Task objective | Reproduce the listing that follows with no differences at all.

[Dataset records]

■ ■ ■ ■ ■

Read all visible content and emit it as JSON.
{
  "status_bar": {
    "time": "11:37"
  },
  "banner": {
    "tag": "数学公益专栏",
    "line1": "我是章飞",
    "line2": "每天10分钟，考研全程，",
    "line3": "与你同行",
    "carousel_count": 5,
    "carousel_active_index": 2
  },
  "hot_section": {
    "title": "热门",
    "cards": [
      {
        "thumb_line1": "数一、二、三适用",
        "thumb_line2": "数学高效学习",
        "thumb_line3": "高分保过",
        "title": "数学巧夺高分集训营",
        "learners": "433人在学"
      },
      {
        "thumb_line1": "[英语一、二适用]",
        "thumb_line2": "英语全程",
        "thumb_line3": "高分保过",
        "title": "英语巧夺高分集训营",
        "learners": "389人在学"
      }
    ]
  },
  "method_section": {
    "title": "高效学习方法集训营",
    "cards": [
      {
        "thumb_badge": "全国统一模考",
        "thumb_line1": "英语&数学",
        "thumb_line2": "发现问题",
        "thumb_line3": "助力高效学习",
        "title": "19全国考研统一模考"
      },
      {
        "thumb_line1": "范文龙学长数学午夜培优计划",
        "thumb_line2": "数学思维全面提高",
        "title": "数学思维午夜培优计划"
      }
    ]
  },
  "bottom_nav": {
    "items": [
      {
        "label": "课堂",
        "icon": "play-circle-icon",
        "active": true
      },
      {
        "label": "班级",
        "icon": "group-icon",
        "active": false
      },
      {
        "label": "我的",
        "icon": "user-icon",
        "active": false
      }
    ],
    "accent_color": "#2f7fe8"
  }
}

■ ■ ■ ■ ■

Exercise response |
Read all visible content and emit it as JSON.
{
  "status_bar": {
    "time": "11:37"
  },
  "banner": {
    "tag": "数学公益专栏",
    "line1": "我是章飞",
    "line2": "每天10分钟，考研全程，",
    "line3": "与你同行",
    "carousel_count": 5,
    "carousel_active_index": 2
  },
  "hot_section": {
    "title": "热门",
    "cards": [
      {
        "thumb_line1": "数一、二、三适用",
        "thumb_line2": "数学高效学习",
        "thumb_line3": "高分保过",
        "title": "数学巧夺高分集训营",
        "learners": "433人在学"
      },
      {
        "thumb_line1": "[英语一、二适用]",
        "thumb_line2": "英语全程",
        "thumb_line3": "高分保过",
        "title": "英语巧夺高分集训营",
        "learners": "389人在学"
      }
    ]
  },
  "method_section": {
    "title": "高效学习方法集训营",
    "cards": [
      {
        "thumb_badge": "全国统一模考",
        "thumb_line1": "英语&数学",
        "thumb_line2": "发现问题",
        "thumb_line3": "助力高效学习",
        "title": "19全国考研统一模考"
      },
      {
        "thumb_line1": "范文龙学长数学午夜培优计划",
        "thumb_line2": "数学思维全面提高",
        "title": "数学思维午夜培优计划"
      }
    ]
  },
  "bottom_nav": {
    "items": [
      {
        "label": "课堂",
        "icon": "play-circle-icon",
        "active": true
      },
      {
        "label": "班级",
        "icon": "group-icon",
        "active": false
      },
      {
        "label": "我的",
        "icon": "user-icon",
        "active": false
      }
    ],
    "accent_color": "#2f7fe8"
  }
}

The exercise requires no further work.